OpenClaw、Hermes 对比 Coze、Dify、n8n
结论先行
这五个工具并不处在同一条产品轴线上:
- OpenClaw 更像个人或小团队的本地优先、常驻型 AI 助手运行时,重点是把消息入口、技能、工具、会话和设备侧能力接到一个长期工作的助手上。
- Hermes Agent 更像面向自主代理和持续学习的开源 Agent,强调经验沉淀、技能生成、长期记忆、工具调用和跨消息渠道运行。
- Coze 更像低代码 AI Agent / AI 应用开发平台,适合快速把 Prompt、知识库、插件和工作流拼成可发布应用。
- Dify 更像可自托管的 LLM 应用与 Agent 工作流平台,兼顾工作流、Chatflow、知识库、工具和 API 发布。
- n8n 的根基仍是自动化编排平台,AI Agent 是工作流里的能力节点之一;它在系统集成、触发器、数据流和业务自动化上更强。
因此,OpenClaw、Hermes 与 Coze、Dify、n8n 的核心差异不是“谁更强”,而是:
- 前两者更偏“让一个 Agent 长期替你做事”。
- 后三者更偏“把 AI 能力编排成产品、流程或自动化系统”。
___
● 待执行任务:
将上文这篇五款 AI 工具的对比短文从标题到末行逐字照录，不增删、不改动任何字符。

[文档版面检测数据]
___
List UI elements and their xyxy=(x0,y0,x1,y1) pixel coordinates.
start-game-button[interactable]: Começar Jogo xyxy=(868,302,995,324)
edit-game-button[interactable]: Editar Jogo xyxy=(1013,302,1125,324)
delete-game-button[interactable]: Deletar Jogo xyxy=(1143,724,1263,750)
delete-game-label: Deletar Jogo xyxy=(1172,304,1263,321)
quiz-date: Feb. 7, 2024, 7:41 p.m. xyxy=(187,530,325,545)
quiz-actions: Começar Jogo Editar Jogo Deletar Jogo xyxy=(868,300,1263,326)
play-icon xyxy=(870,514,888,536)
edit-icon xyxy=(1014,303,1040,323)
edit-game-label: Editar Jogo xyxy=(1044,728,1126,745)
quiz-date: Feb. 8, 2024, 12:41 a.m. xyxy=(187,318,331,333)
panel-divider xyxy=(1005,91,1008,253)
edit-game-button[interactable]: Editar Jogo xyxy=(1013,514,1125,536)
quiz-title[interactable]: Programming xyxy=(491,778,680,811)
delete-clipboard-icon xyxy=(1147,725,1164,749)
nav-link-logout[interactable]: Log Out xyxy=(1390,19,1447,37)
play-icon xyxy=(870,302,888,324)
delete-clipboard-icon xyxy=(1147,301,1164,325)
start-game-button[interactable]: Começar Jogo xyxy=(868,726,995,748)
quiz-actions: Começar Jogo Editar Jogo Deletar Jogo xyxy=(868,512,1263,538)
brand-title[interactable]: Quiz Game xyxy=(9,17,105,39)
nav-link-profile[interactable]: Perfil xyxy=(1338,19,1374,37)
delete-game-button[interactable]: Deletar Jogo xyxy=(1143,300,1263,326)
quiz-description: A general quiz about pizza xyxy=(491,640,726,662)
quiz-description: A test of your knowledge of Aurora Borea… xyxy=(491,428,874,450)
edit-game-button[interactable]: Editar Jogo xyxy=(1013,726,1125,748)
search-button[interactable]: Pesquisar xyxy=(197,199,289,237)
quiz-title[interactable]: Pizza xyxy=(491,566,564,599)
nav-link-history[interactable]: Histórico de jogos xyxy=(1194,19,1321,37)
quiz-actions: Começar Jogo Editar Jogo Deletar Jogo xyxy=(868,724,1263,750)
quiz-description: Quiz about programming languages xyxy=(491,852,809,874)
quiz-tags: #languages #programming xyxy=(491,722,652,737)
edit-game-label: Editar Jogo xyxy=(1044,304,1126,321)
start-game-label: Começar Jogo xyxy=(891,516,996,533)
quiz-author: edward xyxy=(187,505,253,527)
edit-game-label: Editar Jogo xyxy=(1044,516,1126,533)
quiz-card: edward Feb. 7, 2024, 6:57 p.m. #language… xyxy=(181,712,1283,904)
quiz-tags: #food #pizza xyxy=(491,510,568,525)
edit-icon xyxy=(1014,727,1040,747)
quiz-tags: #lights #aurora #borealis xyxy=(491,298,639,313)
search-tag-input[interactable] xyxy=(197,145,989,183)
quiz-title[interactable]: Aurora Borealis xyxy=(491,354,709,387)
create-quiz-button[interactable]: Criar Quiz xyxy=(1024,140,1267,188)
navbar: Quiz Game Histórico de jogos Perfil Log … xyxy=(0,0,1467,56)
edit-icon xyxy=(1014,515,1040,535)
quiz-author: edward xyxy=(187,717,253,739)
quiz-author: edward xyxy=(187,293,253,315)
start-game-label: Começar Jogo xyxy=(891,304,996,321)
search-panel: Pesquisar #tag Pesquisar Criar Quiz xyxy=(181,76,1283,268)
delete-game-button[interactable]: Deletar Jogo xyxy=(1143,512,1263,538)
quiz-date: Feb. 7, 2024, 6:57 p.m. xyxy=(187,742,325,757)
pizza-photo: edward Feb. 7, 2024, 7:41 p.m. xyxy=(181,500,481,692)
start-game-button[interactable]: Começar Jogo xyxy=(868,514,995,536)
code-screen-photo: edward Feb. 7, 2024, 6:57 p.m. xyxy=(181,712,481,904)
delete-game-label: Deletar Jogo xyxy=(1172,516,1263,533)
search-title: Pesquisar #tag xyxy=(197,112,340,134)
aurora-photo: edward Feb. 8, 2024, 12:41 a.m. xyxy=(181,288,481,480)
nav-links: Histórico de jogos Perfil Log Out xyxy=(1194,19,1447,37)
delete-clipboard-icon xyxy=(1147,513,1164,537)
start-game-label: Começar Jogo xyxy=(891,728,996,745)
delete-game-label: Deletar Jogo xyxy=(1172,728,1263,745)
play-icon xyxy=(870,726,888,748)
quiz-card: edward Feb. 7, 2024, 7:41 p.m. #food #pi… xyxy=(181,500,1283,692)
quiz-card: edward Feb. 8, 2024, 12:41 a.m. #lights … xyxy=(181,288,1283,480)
___
● 作答区:
OpenClaw、Hermes 对比 Coze、Dify、n8n
结论先行
这五个工具并不处在同一条产品轴线上:
- OpenClaw 更像个人或小团队的本地优先、常驻型 AI 助手运行时,重点是把消息入口、技能、工具、会话和设备侧能力接到一个长期工作的助手上。
- Hermes Agent 更像面向自主代理和持续学习的开源 Agent,强调经验沉淀、技能生成、长期记忆、工具调用和跨消息渠道运行。
- Coze 更像低代码 AI Agent / AI 应用开发平台,适合快速把 Prompt、知识库、插件和工作流拼成可发布应用。
- Dify 更像可自托管的 LLM 应用与 Agent 工作流平台,兼顾工作流、Chatflow、知识库、工具和 API 发布。
- n8n 的根基仍是自动化编排平台,AI Agent 是工作流里的能力节点之一;它在系统集成、触发器、数据流和业务自动化上更强。
因此,OpenClaw、Hermes 与 Coze、Dify、n8n 的核心差异不是“谁更强”,而是:
- 前两者更偏“让一个 Agent 长期替你做事”。
- 后三者更偏“把 AI 能力编排成产品、流程或自动化系统”。